◆ **What is being asked**
Keep only the lines of the data below that contain "使用材料先来后到", and copy them.

◆ **Source data**
——————————

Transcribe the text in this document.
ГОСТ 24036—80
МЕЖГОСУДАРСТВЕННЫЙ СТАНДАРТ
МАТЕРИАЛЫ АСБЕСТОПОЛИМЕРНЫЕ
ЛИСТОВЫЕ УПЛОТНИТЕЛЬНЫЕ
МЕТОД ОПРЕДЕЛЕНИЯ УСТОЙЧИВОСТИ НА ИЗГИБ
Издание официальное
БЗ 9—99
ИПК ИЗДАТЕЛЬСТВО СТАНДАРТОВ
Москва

——————————

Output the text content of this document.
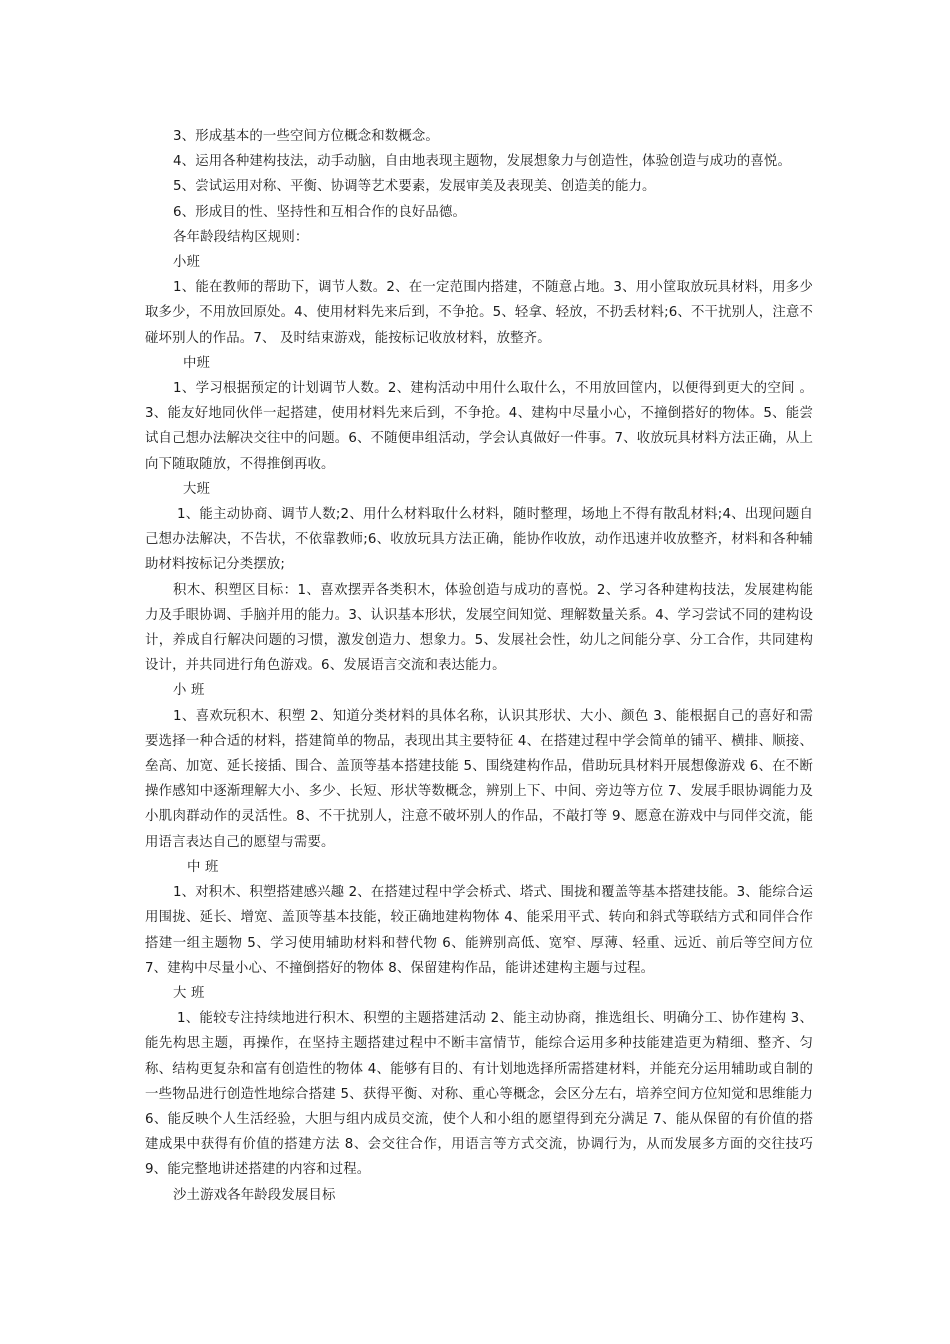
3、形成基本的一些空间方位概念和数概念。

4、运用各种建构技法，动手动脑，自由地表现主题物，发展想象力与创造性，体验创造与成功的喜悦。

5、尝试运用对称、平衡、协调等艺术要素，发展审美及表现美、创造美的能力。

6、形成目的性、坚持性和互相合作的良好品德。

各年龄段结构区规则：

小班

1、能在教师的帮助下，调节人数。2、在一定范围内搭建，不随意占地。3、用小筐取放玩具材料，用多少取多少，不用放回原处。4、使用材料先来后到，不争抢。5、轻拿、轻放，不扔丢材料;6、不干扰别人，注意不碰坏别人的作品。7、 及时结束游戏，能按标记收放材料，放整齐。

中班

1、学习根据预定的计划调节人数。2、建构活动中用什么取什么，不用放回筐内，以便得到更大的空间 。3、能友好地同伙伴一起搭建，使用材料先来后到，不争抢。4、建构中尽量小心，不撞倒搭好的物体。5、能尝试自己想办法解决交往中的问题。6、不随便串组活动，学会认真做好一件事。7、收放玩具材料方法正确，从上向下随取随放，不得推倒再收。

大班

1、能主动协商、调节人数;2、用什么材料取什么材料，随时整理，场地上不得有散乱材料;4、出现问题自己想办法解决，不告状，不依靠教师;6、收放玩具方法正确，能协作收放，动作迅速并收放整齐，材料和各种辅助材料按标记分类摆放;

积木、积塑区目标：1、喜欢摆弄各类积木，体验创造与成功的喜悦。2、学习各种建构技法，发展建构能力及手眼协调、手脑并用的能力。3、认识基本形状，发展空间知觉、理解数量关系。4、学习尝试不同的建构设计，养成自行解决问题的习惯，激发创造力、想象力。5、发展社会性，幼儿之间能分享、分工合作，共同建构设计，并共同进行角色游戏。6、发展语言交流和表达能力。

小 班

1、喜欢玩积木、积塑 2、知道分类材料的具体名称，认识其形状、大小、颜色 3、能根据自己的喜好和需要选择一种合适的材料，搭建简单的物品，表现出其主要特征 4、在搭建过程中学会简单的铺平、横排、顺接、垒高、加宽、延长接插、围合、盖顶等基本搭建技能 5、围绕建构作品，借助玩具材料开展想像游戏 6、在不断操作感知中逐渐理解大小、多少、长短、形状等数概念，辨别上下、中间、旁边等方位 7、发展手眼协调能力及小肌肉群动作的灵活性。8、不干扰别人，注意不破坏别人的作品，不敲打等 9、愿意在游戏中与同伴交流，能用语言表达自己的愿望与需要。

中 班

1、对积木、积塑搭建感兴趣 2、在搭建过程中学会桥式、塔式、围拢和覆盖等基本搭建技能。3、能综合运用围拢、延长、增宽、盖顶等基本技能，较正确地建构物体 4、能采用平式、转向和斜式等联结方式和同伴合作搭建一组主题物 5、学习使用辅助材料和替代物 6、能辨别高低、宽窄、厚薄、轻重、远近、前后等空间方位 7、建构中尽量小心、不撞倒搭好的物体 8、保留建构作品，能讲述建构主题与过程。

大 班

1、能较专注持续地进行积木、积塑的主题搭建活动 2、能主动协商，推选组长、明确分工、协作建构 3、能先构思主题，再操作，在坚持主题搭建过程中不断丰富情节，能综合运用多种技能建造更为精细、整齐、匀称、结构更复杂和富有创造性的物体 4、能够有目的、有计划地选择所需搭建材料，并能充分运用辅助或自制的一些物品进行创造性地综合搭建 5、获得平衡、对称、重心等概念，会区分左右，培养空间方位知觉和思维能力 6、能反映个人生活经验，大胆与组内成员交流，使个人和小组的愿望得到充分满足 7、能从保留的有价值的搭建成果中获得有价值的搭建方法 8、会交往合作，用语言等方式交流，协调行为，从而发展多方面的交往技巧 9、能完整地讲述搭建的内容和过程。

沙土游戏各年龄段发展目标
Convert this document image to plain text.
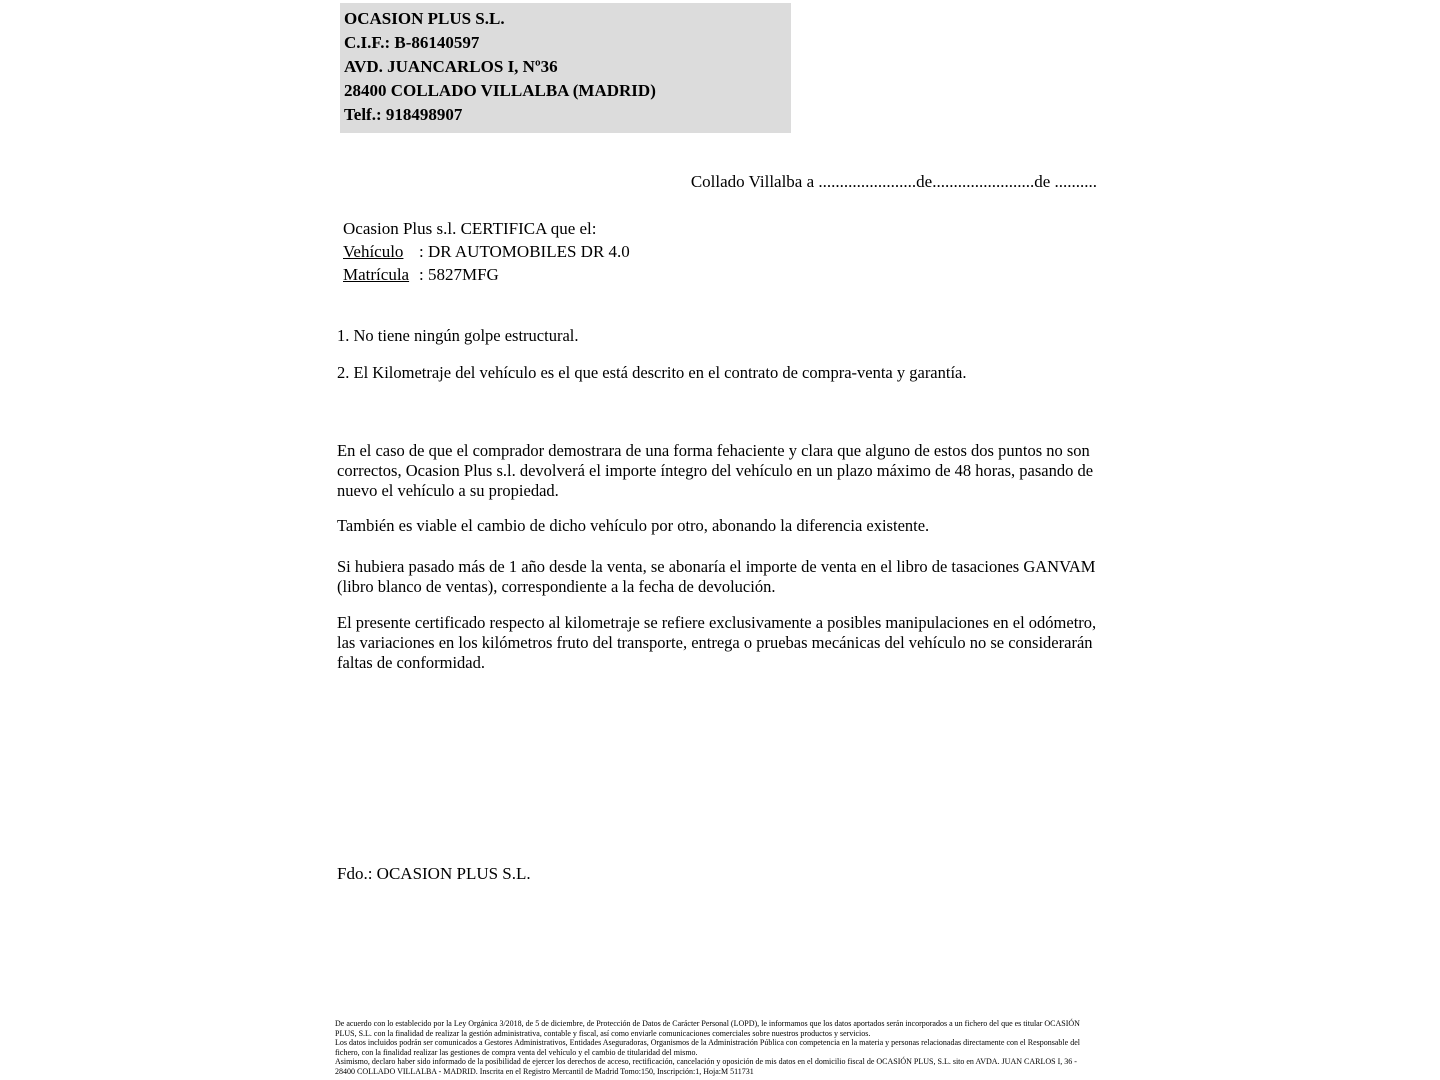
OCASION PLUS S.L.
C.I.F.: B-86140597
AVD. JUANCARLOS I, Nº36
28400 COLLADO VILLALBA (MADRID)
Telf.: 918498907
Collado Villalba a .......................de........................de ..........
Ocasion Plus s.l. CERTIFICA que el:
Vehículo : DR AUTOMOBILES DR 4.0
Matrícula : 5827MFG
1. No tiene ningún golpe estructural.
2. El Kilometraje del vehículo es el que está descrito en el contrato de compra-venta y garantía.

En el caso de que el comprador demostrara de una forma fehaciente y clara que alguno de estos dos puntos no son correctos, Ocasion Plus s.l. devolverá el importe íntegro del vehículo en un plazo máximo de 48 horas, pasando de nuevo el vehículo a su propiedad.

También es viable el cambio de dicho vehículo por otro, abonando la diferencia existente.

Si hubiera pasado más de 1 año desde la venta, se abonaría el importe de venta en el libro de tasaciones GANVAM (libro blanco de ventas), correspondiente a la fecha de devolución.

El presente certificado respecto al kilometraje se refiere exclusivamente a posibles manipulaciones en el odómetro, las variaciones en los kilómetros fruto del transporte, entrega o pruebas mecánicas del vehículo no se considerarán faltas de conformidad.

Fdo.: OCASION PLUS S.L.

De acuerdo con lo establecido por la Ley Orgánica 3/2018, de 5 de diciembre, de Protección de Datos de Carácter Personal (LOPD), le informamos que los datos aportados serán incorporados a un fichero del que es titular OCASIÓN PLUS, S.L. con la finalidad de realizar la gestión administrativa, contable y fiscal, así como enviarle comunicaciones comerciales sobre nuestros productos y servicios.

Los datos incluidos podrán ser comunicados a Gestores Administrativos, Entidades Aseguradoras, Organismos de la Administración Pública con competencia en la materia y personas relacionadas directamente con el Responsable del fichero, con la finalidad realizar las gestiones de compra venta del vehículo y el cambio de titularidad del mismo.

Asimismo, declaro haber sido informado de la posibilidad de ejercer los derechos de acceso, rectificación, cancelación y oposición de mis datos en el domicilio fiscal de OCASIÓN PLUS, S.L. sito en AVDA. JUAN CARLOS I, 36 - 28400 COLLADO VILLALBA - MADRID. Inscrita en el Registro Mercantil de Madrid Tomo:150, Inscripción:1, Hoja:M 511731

——————————

◆ **Problem solution**
1、能在教师的帮助下，调节人数。2、在一定范围内搭建，不随意占地。3、用小筐取放玩具材料，用多少取多少，不用放回原处。4、使用材料先来后到，不争抢。5、轻拿、轻放，不扔丢材料;6、不干扰别人，注意不碰坏别人的作品。7、 及时结束游戏，能按标记收放材料，放整齐。
1、学习根据预定的计划调节人数。2、建构活动中用什么取什么，不用放回筐内，以便得到更大的空间 。3、能友好地同伙伴一起搭建，使用材料先来后到，不争抢。4、建构中尽量小心，不撞倒搭好的物体。5、能尝试自己想办法解决交往中的问题。6、不随便串组活动，学会认真做好一件事。7、收放玩具材料方法正确，从上向下随取随放，不得推倒再收。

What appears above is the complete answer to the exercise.